TASK GOAL =>
Will you write out all the entries below exactly?

[Collected data entries]

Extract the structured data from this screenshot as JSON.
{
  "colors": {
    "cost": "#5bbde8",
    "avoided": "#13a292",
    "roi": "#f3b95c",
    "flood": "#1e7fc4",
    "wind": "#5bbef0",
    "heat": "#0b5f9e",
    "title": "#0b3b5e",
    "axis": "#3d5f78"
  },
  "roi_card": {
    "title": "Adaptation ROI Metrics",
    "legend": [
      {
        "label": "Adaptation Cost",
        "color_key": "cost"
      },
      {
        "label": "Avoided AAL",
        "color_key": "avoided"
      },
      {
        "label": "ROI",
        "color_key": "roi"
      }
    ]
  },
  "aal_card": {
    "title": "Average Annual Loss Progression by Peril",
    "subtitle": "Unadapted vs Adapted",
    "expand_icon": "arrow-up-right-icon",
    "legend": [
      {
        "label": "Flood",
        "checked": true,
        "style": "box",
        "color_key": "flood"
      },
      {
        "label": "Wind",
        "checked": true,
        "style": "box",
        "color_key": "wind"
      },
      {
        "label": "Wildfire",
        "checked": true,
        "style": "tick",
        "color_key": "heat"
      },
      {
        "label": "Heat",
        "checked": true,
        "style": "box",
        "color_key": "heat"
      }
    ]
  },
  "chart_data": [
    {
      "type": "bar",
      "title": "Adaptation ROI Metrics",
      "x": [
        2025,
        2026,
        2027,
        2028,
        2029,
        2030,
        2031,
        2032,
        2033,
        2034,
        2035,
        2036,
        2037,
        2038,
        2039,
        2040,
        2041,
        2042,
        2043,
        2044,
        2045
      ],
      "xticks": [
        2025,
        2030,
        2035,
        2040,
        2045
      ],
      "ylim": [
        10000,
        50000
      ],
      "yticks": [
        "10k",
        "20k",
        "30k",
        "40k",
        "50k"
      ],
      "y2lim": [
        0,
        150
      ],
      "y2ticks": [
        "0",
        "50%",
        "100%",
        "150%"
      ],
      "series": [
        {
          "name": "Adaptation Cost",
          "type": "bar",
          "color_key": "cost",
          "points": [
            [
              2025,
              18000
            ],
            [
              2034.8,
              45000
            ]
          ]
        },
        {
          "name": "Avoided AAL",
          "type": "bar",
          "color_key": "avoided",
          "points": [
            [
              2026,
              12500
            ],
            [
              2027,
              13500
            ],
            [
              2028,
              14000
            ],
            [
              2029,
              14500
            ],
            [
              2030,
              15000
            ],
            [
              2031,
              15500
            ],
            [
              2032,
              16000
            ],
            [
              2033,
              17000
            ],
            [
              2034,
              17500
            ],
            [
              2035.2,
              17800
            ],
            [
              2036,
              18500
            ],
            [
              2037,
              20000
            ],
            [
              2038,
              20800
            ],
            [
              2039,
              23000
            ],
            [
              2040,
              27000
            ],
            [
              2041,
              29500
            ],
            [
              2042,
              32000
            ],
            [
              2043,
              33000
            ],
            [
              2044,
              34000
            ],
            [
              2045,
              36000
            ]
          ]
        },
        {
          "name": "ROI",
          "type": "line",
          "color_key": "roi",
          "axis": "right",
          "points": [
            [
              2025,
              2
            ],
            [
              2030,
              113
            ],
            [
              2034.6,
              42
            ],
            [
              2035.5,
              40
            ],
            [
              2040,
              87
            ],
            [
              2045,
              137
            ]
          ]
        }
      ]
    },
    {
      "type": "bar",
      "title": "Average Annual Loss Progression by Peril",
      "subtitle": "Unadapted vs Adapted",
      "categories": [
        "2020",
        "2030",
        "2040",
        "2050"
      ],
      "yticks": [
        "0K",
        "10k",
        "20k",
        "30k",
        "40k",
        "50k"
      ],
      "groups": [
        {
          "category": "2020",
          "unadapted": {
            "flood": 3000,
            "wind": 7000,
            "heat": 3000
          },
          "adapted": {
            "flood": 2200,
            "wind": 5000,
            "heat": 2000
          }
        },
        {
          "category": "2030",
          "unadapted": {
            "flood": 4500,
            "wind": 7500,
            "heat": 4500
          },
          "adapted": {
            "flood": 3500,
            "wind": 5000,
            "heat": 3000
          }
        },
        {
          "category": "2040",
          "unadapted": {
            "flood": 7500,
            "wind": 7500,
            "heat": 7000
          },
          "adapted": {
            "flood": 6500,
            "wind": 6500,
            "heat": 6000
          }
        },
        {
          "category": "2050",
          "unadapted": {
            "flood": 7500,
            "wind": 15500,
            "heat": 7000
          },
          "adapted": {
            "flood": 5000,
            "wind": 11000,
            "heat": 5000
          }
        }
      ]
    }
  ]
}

TASK OUTPUT =>
Extract the structured data from this screenshot as JSON.
{
  "colors": {
    "cost": "#5bbde8",
    "avoided": "#13a292",
    "roi": "#f3b95c",
    "flood": "#1e7fc4",
    "wind": "#5bbef0",
    "heat": "#0b5f9e",
    "title": "#0b3b5e",
    "axis": "#3d5f78"
  },
  "roi_card": {
    "title": "Adaptation ROI Metrics",
    "legend": [
      {
        "label": "Adaptation Cost",
        "color_key": "cost"
      },
      {
        "label": "Avoided AAL",
        "color_key": "avoided"
      },
      {
        "label": "ROI",
        "color_key": "roi"
      }
    ]
  },
  "aal_card": {
    "title": "Average Annual Loss Progression by Peril",
    "subtitle": "Unadapted vs Adapted",
    "expand_icon": "arrow-up-right-icon",
    "legend": [
      {
        "label": "Flood",
        "checked": true,
        "style": "box",
        "color_key": "flood"
      },
      {
        "label": "Wind",
        "checked": true,
        "style": "box",
        "color_key": "wind"
      },
      {
        "label": "Wildfire",
        "checked": true,
        "style": "tick",
        "color_key": "heat"
      },
      {
        "label": "Heat",
        "checked": true,
        "style": "box",
        "color_key": "heat"
      }
    ]
  },
  "chart_data": [
    {
      "type": "bar",
      "title": "Adaptation ROI Metrics",
      "x": [
        2025,
        2026,
        2027,
        2028,
        2029,
        2030,
        2031,
        2032,
        2033,
        2034,
        2035,
        2036,
        2037,
        2038,
        2039,
        2040,
        2041,
        2042,
        2043,
        2044,
        2045
      ],
      "xticks": [
        2025,
        2030,
        2035,
        2040,
        2045
      ],
      "ylim": [
        10000,
        50000
      ],
      "yticks": [
        "10k",
        "20k",
        "30k",
        "40k",
        "50k"
      ],
      "y2lim": [
        0,
        150
      ],
      "y2ticks": [
        "0",
        "50%",
        "100%",
        "150%"
      ],
      "series": [
        {
          "name": "Adaptation Cost",
          "type": "bar",
          "color_key": "cost",
          "points": [
            [
              2025,
              18000
            ],
            [
              2034.8,
              45000
            ]
          ]
        },
        {
          "name": "Avoided AAL",
          "type": "bar",
          "color_key": "avoided",
          "points": [
            [
              2026,
              12500
            ],
            [
              2027,
              13500
            ],
            [
              2028,
              14000
            ],
            [
              2029,
              14500
            ],
            [
              2030,
              15000
            ],
            [
              2031,
              15500
            ],
            [
              2032,
              16000
            ],
            [
              2033,
              17000
            ],
            [
              2034,
              17500
            ],
            [
              2035.2,
              17800
            ],
            [
              2036,
              18500
            ],
            [
              2037,
              20000
            ],
            [
              2038,
              20800
            ],
            [
              2039,
              23000
            ],
            [
              2040,
              27000
            ],
            [
              2041,
              29500
            ],
            [
              2042,
              32000
            ],
            [
              2043,
              33000
            ],
            [
              2044,
              34000
            ],
            [
              2045,
              36000
            ]
          ]
        },
        {
          "name": "ROI",
          "type": "line",
          "color_key": "roi",
          "axis": "right",
          "points": [
            [
              2025,
              2
            ],
            [
              2030,
              113
            ],
            [
              2034.6,
              42
            ],
            [
              2035.5,
              40
            ],
            [
              2040,
              87
            ],
            [
              2045,
              137
            ]
          ]
        }
      ]
    },
    {
      "type": "bar",
      "title": "Average Annual Loss Progression by Peril",
      "subtitle": "Unadapted vs Adapted",
      "categories": [
        "2020",
        "2030",
        "2040",
        "2050"
      ],
      "yticks": [
        "0K",
        "10k",
        "20k",
        "30k",
        "40k",
        "50k"
      ],
      "groups": [
        {
          "category": "2020",
          "unadapted": {
            "flood": 3000,
            "wind": 7000,
            "heat": 3000
          },
          "adapted": {
            "flood": 2200,
            "wind": 5000,
            "heat": 2000
          }
        },
        {
          "category": "2030",
          "unadapted": {
            "flood": 4500,
            "wind": 7500,
            "heat": 4500
          },
          "adapted": {
            "flood": 3500,
            "wind": 5000,
            "heat": 3000
          }
        },
        {
          "category": "2040",
          "unadapted": {
            "flood": 7500,
            "wind": 7500,
            "heat": 7000
          },
          "adapted": {
            "flood": 6500,
            "wind": 6500,
            "heat": 6000
          }
        },
        {
          "category": "2050",
          "unadapted": {
            "flood": 7500,
            "wind": 15500,
            "heat": 7000
          },
          "adapted": {
            "flood": 5000,
            "wind": 11000,
            "heat": 5000
          }
        }
      ]
    }
  ]
}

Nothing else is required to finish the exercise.